Lines of data
================

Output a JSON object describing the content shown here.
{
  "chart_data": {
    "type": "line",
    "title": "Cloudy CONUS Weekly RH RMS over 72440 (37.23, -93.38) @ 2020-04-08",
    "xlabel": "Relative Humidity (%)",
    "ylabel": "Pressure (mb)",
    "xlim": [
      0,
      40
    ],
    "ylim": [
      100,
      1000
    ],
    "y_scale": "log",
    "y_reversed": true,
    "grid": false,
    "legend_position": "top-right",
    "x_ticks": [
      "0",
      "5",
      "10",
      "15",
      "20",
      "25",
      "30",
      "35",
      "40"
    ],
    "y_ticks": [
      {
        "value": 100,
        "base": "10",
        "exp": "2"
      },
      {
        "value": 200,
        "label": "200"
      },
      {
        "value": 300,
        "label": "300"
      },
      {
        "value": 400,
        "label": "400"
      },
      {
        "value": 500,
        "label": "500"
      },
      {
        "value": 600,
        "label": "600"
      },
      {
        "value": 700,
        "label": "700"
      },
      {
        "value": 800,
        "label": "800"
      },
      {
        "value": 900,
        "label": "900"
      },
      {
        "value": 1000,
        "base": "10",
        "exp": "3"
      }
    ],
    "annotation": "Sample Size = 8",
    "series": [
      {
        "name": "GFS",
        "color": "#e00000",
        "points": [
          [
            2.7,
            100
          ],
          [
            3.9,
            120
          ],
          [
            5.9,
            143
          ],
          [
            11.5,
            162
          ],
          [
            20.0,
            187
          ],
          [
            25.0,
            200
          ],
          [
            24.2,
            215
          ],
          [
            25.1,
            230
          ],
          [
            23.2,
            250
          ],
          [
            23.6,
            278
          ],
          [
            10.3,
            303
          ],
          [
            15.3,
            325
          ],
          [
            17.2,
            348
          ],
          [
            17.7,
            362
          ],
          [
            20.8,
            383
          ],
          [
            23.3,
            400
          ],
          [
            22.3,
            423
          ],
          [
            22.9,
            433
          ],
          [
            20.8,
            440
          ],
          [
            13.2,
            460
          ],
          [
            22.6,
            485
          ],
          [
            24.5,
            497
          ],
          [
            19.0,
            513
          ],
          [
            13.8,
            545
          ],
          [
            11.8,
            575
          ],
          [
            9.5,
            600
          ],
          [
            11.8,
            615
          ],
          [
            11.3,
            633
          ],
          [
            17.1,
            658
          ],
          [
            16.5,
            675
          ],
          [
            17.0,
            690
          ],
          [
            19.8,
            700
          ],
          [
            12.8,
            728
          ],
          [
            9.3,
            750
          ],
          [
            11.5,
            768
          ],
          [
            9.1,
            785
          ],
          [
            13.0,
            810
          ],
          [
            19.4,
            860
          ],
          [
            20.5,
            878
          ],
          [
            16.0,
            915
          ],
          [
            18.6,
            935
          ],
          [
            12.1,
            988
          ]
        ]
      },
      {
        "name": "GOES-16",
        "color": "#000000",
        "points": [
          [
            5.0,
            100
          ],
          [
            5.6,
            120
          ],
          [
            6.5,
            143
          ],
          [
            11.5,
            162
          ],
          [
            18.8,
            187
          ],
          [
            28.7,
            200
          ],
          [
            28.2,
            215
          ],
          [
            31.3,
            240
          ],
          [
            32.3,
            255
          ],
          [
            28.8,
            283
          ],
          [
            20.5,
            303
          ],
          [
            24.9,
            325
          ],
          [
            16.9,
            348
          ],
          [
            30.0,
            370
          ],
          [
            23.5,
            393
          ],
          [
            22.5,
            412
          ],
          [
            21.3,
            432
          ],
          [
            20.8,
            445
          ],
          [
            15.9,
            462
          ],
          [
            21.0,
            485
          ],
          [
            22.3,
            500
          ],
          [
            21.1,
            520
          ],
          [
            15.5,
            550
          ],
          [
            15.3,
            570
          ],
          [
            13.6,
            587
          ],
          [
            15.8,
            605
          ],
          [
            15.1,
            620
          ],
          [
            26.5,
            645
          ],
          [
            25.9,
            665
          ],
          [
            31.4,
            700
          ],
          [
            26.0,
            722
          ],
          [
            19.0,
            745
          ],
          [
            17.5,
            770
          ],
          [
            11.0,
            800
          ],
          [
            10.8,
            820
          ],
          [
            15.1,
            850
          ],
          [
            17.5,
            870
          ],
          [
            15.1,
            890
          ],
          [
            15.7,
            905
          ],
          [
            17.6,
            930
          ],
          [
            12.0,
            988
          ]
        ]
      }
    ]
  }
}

================

Copy out every entry again, exactly as it was given.

== RESPONSE BELOW ==
Output a JSON object describing the content shown here.
{
  "chart_data": {
    "type": "line",
    "title": "Cloudy CONUS Weekly RH RMS over 72440 (37.23, -93.38) @ 2020-04-08",
    "xlabel": "Relative Humidity (%)",
    "ylabel": "Pressure (mb)",
    "xlim": [
      0,
      40
    ],
    "ylim": [
      100,
      1000
    ],
    "y_scale": "log",
    "y_reversed": true,
    "grid": false,
    "legend_position": "top-right",
    "x_ticks": [
      "0",
      "5",
      "10",
      "15",
      "20",
      "25",
      "30",
      "35",
      "40"
    ],
    "y_ticks": [
      {
        "value": 100,
        "base": "10",
        "exp": "2"
      },
      {
        "value": 200,
        "label": "200"
      },
      {
        "value": 300,
        "label": "300"
      },
      {
        "value": 400,
        "label": "400"
      },
      {
        "value": 500,
        "label": "500"
      },
      {
        "value": 600,
        "label": "600"
      },
      {
        "value": 700,
        "label": "700"
      },
      {
        "value": 800,
        "label": "800"
      },
      {
        "value": 900,
        "label": "900"
      },
      {
        "value": 1000,
        "base": "10",
        "exp": "3"
      }
    ],
    "annotation": "Sample Size = 8",
    "series": [
      {
        "name": "GFS",
        "color": "#e00000",
        "points": [
          [
            2.7,
            100
          ],
          [
            3.9,
            120
          ],
          [
            5.9,
            143
          ],
          [
            11.5,
            162
          ],
          [
            20.0,
            187
          ],
          [
            25.0,
            200
          ],
          [
            24.2,
            215
          ],
          [
            25.1,
            230
          ],
          [
            23.2,
            250
          ],
          [
            23.6,
            278
          ],
          [
            10.3,
            303
          ],
          [
            15.3,
            325
          ],
          [
            17.2,
            348
          ],
          [
            17.7,
            362
          ],
          [
            20.8,
            383
          ],
          [
            23.3,
            400
          ],
          [
            22.3,
            423
          ],
          [
            22.9,
            433
          ],
          [
            20.8,
            440
          ],
          [
            13.2,
            460
          ],
          [
            22.6,
            485
          ],
          [
            24.5,
            497
          ],
          [
            19.0,
            513
          ],
          [
            13.8,
            545
          ],
          [
            11.8,
            575
          ],
          [
            9.5,
            600
          ],
          [
            11.8,
            615
          ],
          [
            11.3,
            633
          ],
          [
            17.1,
            658
          ],
          [
            16.5,
            675
          ],
          [
            17.0,
            690
          ],
          [
            19.8,
            700
          ],
          [
            12.8,
            728
          ],
          [
            9.3,
            750
          ],
          [
            11.5,
            768
          ],
          [
            9.1,
            785
          ],
          [
            13.0,
            810
          ],
          [
            19.4,
            860
          ],
          [
            20.5,
            878
          ],
          [
            16.0,
            915
          ],
          [
            18.6,
            935
          ],
          [
            12.1,
            988
          ]
        ]
      },
      {
        "name": "GOES-16",
        "color": "#000000",
        "points": [
          [
            5.0,
            100
          ],
          [
            5.6,
            120
          ],
          [
            6.5,
            143
          ],
          [
            11.5,
            162
          ],
          [
            18.8,
            187
          ],
          [
            28.7,
            200
          ],
          [
            28.2,
            215
          ],
          [
            31.3,
            240
          ],
          [
            32.3,
            255
          ],
          [
            28.8,
            283
          ],
          [
            20.5,
            303
          ],
          [
            24.9,
            325
          ],
          [
            16.9,
            348
          ],
          [
            30.0,
            370
          ],
          [
            23.5,
            393
          ],
          [
            22.5,
            412
          ],
          [
            21.3,
            432
          ],
          [
            20.8,
            445
          ],
          [
            15.9,
            462
          ],
          [
            21.0,
            485
          ],
          [
            22.3,
            500
          ],
          [
            21.1,
            520
          ],
          [
            15.5,
            550
          ],
          [
            15.3,
            570
          ],
          [
            13.6,
            587
          ],
          [
            15.8,
            605
          ],
          [
            15.1,
            620
          ],
          [
            26.5,
            645
          ],
          [
            25.9,
            665
          ],
          [
            31.4,
            700
          ],
          [
            26.0,
            722
          ],
          [
            19.0,
            745
          ],
          [
            17.5,
            770
          ],
          [
            11.0,
            800
          ],
          [
            10.8,
            820
          ],
          [
            15.1,
            850
          ],
          [
            17.5,
            870
          ],
          [
            15.1,
            890
          ],
          [
            15.7,
            905
          ],
          [
            17.6,
            930
          ],
          [
            12.0,
            988
          ]
        ]
      }
    ]
  }
}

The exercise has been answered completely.